**作業内容**.
1. 次の(a)〜(c)の記述が、債権の株式化に関する文章の内容と一致するかどうかを、はい・いいえで答えてください。各解答には、判断の根拠となる文章中の語句を正確に引用してください。
(a) 中国人民銀行は、債権の株式化をすでに正式に発表した。
(b) この措置は、時限措置となる見込みである。
(c) 国有資産管理会社(AMC)は、この方法をすでに実施している。
2. 債権の株式化に関する文章のうち、「ロイター通信などによると、銀」から「行には認められていなかった。」までの部分(両端を含む)を書き出してください。その際、「見通し」を「予想」に入れ替えてください。

**抽出テキスト**.
····················
商業銀行の不良債権削減に向け、中国人民銀行(中央銀行)が「債権の株式化」を認めるもようだ。銀行が保有する企業などの債権を株式に振り替えるというもの。近く正式に発表する見込みという。
ロイター通信などによると、銀行が不良債権を処理する際、「債権者」から「株主」に変わることを認める方向で当局は関連文書の作成を進めているという。同文書には、具体的な処理手法などが明記される見通しだ。ただ、あくまでも景気下振れ圧力が強まっている間の時限措置となる見込み。
景気減速で不良債権の増加を強いられている中国の銀行にとっては、その処理方法が増えることになる。不良債権比率の引き下げを促す措置となる見通しだ。一般に「債務の株式化(デット・エクイティ・スワップ:DES)」と呼ばれるこの方法は、中国のバッドバンクにあたる国有資産管理会社(AMC)が実施しているが、商業銀行には認められていなかった。
····················
**出典情報**.
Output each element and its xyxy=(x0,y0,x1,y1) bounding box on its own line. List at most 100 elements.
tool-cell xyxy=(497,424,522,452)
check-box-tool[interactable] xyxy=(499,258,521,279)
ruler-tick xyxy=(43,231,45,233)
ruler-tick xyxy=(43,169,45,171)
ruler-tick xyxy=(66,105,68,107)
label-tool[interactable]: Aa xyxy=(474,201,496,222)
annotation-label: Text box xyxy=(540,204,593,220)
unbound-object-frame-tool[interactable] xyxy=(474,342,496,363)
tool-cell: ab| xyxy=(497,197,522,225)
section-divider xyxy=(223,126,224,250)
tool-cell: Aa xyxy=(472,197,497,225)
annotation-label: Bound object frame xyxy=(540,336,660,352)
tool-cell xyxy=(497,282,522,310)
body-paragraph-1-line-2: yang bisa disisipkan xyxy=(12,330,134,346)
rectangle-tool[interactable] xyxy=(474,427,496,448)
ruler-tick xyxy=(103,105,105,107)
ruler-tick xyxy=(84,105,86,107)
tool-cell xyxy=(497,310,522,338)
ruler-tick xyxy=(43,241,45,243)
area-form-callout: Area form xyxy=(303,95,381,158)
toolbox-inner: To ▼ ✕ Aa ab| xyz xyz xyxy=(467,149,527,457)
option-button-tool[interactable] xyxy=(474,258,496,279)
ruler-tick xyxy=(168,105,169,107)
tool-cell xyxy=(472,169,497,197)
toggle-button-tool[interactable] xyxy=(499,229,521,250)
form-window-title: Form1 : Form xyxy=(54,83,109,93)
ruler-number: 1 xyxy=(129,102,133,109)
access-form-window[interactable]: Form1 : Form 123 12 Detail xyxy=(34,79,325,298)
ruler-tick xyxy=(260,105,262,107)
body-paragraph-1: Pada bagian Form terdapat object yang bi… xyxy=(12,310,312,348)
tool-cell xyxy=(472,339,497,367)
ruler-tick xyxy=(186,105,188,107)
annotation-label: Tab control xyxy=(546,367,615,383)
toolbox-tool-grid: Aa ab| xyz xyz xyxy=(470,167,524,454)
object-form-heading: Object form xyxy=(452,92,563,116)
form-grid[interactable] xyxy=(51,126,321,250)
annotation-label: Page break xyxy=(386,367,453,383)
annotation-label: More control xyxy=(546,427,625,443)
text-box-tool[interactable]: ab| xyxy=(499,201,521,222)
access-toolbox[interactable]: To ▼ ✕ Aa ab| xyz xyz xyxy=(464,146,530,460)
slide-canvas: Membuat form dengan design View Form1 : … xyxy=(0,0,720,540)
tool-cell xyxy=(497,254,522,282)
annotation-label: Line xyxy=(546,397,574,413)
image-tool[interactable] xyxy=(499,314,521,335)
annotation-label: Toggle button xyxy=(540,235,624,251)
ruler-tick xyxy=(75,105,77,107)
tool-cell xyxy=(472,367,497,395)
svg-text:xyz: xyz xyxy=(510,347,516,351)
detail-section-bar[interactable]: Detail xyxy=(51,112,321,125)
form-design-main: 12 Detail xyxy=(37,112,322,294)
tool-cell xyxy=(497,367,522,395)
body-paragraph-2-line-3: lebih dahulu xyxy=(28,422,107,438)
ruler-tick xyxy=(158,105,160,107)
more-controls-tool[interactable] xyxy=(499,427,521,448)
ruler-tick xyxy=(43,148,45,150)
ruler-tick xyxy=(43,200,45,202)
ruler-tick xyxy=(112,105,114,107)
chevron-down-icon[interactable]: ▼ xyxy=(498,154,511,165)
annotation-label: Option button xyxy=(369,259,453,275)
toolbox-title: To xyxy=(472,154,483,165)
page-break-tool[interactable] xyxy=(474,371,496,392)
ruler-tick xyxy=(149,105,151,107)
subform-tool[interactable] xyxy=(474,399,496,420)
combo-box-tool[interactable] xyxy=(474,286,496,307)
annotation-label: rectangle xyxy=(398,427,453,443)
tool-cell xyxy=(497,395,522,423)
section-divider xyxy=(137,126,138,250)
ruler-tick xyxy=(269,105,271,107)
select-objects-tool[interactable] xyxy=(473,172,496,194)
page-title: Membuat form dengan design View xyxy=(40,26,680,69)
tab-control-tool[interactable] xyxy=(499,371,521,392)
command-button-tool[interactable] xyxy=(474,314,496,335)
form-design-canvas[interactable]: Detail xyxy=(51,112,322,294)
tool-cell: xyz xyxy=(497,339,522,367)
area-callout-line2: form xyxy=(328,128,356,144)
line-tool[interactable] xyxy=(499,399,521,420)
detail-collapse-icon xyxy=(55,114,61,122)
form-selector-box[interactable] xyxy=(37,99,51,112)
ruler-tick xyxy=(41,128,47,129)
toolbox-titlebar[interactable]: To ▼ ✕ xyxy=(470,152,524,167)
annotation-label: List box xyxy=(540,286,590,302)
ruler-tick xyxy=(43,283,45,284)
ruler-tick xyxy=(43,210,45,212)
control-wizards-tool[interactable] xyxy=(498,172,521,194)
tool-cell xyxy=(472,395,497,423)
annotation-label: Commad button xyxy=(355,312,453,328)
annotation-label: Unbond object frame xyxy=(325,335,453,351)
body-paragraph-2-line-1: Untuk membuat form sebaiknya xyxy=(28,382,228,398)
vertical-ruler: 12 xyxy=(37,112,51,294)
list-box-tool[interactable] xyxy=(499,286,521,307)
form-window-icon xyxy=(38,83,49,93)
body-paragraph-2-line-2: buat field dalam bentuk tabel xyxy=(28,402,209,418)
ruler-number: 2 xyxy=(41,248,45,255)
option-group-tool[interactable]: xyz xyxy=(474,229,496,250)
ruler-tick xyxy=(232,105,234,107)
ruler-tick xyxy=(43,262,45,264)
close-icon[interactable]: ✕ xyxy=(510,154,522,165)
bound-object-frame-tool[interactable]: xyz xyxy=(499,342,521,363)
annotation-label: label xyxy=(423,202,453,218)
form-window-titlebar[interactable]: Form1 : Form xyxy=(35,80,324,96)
····················
**各項目の解答**.
1.
(a) いいえ。「近く正式に発表する見込みという」
(b) はい。「あくまでも景気下振れ圧力が強まっている間の時限措置となる見込み」
(c) はい。「中国のバッドバンクにあたる国有資産管理会社(AMC)が実施しているが」

2.
ロイター通信などによると、銀行が不良債権を処理する際、「債権者」から「株主」に変わることを認める方向で当局は関連文書の作成を進めているという。同文書には、具体的な処理手法などが明記される予想だ。ただ、あくまでも景気下振れ圧力が強まっている間の時限措置となる見込み。
景気減速で不良債権の増加を強いられている中国の銀行にとっては、その処理方法が増えることになる。不良債権比率の引き下げを促す措置となる予想だ。一般に「債務の株式化(デット・エクイティ・スワップ:DES)」と呼ばれるこの方法は、中国のバッドバンクにあたる国有資産管理会社(AMC)が実施しているが、商業銀行には認められていなかった。